SET TASK: Look through the entries and report how many lines include the word "text". Give the number alone.

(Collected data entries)

▼▼▼

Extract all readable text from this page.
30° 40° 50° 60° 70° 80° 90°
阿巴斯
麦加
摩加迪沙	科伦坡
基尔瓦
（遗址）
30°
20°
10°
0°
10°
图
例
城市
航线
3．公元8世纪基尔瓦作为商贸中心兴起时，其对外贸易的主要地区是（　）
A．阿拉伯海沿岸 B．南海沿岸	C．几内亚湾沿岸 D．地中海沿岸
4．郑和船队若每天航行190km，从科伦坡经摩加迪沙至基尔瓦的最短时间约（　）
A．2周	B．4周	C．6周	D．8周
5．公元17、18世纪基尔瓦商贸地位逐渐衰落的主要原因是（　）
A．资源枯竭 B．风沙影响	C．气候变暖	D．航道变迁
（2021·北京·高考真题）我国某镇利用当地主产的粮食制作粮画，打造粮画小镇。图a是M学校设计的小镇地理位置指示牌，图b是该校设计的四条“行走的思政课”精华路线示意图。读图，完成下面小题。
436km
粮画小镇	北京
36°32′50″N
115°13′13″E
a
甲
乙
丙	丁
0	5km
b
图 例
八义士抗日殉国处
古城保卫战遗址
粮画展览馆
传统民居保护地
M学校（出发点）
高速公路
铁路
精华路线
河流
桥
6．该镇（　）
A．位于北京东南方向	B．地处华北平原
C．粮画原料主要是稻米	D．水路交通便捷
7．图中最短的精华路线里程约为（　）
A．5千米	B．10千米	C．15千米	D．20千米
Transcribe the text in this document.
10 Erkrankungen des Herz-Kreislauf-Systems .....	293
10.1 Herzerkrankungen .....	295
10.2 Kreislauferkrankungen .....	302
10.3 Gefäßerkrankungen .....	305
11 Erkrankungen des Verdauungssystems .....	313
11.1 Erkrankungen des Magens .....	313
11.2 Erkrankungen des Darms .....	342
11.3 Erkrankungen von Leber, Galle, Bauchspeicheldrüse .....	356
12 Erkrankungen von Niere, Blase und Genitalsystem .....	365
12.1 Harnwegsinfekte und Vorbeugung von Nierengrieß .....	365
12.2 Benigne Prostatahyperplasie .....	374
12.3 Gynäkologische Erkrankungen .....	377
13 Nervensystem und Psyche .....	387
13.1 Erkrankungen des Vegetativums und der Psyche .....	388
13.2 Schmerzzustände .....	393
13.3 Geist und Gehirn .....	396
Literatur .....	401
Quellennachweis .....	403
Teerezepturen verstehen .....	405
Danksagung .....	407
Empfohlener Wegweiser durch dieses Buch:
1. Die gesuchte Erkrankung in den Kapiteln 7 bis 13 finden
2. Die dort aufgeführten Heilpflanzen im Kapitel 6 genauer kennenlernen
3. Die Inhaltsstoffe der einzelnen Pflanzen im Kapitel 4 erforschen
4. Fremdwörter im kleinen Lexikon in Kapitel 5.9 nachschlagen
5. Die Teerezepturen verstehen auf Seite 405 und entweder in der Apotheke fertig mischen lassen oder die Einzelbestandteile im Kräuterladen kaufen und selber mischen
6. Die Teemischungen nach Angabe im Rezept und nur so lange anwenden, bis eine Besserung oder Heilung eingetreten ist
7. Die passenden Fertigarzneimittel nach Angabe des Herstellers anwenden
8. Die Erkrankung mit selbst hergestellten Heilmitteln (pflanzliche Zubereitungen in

▲▲▲

EXERCISE ANSWER: 2